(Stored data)

==========

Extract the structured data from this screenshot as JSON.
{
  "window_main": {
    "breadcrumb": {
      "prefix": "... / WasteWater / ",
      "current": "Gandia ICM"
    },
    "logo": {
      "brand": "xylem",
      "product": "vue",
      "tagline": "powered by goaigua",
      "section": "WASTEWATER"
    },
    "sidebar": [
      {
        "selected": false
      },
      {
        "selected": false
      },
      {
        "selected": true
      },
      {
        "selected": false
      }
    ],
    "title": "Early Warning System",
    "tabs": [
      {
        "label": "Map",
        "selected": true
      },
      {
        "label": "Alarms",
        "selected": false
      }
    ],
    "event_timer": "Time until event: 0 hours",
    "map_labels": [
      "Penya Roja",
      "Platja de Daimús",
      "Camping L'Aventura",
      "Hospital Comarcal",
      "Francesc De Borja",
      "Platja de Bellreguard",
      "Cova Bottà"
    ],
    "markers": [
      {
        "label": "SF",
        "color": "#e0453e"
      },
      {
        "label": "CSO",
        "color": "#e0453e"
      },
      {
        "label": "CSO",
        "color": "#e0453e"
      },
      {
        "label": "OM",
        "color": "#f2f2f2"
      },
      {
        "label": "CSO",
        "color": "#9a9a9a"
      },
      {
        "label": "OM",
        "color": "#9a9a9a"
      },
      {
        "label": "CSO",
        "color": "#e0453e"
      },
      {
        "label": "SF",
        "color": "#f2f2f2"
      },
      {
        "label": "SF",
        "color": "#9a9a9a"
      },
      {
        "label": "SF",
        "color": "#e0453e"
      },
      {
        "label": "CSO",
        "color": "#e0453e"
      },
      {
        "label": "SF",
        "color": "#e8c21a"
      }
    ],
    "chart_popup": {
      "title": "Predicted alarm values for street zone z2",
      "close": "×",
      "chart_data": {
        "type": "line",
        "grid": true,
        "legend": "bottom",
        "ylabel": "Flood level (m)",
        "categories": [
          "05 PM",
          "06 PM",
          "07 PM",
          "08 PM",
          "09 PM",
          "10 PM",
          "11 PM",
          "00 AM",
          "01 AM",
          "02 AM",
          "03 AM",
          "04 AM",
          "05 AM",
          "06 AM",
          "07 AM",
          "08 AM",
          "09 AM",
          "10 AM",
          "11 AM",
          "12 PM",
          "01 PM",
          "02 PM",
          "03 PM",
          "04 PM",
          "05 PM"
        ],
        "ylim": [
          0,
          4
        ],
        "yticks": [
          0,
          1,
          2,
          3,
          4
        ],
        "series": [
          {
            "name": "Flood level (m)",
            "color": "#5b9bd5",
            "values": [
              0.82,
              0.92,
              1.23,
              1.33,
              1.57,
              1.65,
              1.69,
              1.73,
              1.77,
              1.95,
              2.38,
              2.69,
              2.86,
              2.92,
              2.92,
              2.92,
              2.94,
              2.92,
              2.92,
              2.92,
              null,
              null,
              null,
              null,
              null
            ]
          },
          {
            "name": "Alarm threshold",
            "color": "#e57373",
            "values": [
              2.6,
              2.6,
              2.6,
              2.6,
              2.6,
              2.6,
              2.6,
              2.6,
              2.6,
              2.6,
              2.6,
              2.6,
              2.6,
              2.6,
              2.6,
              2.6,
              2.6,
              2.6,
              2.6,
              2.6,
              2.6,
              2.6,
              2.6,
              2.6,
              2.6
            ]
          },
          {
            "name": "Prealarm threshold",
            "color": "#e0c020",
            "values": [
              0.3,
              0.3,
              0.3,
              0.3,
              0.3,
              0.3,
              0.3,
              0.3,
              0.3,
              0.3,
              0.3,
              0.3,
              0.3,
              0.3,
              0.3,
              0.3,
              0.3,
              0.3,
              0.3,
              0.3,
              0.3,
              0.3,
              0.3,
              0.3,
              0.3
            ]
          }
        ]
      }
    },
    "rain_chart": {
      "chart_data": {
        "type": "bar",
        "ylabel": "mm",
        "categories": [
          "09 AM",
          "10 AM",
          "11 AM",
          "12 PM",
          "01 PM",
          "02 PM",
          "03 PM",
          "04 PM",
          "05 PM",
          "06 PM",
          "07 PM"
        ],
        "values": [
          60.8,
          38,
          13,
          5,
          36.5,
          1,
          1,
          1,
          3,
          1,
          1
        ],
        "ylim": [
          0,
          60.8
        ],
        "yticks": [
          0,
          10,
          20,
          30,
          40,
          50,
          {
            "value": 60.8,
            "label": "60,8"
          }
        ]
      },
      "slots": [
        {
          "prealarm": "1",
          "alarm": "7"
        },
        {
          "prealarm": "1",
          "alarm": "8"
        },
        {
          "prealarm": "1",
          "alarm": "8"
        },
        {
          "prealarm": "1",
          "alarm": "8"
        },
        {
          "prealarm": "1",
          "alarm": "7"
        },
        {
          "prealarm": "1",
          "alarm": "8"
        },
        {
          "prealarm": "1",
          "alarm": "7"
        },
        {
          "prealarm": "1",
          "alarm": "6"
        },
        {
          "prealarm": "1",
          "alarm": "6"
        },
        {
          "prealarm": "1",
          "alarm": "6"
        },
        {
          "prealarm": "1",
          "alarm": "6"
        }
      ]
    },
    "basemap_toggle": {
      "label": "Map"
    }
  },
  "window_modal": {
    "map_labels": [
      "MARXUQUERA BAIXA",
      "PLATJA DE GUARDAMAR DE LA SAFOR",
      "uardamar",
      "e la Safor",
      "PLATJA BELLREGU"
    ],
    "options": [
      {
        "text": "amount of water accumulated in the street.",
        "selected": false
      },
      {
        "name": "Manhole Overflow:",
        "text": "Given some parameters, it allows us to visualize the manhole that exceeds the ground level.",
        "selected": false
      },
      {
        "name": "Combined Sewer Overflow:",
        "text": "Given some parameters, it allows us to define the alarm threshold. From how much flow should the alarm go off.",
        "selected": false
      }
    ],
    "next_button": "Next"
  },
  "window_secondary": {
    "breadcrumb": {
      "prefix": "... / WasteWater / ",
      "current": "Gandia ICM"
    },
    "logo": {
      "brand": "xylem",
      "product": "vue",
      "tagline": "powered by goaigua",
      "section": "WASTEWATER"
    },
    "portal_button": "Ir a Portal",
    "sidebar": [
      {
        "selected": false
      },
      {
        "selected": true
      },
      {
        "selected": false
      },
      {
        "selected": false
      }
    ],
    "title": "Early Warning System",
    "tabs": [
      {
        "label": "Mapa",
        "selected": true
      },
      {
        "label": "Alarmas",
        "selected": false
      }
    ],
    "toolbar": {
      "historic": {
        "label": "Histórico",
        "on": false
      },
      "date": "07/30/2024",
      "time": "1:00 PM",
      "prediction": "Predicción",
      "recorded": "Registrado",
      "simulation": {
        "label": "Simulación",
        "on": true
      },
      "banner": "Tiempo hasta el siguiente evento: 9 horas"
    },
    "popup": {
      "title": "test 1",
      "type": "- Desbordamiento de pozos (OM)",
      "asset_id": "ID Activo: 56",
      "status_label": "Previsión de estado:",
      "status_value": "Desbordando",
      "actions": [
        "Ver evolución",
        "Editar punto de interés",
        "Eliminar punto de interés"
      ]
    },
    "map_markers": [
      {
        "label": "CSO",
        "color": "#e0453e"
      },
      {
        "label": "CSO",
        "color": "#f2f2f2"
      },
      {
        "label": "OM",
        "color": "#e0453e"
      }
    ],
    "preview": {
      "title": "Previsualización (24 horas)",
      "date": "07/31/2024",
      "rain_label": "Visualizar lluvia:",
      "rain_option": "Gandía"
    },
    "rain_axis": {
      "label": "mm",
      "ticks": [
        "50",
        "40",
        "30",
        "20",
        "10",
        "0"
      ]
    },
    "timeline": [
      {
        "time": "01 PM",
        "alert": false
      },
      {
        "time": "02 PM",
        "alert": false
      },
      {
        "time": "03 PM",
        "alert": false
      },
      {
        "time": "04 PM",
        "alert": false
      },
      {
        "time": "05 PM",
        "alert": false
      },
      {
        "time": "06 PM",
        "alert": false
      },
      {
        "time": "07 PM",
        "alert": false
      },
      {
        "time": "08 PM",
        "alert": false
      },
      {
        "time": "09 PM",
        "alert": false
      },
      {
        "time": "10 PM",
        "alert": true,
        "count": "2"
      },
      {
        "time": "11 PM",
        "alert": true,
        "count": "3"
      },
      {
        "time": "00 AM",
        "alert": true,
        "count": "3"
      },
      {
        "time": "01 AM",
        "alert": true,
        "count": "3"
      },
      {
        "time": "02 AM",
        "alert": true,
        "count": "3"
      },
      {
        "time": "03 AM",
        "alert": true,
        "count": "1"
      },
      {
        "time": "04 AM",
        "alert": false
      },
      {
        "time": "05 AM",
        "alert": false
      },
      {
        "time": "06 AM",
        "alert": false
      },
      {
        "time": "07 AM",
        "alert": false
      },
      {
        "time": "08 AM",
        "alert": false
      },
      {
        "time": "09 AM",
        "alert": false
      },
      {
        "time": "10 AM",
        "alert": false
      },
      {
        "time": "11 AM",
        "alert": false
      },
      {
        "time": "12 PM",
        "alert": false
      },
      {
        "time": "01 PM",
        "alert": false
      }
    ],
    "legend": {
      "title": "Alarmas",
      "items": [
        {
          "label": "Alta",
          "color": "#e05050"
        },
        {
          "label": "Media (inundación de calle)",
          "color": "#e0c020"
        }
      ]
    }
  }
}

==========

AIM OF THE EXERCISE:
Locate all lines in the listing above with the word "horas". Copy them.

WRITTEN SOLUTION:
      "banner": "Tiempo hasta el siguiente evento: 9 horas"
      "title": "Previsualización (24 horas)",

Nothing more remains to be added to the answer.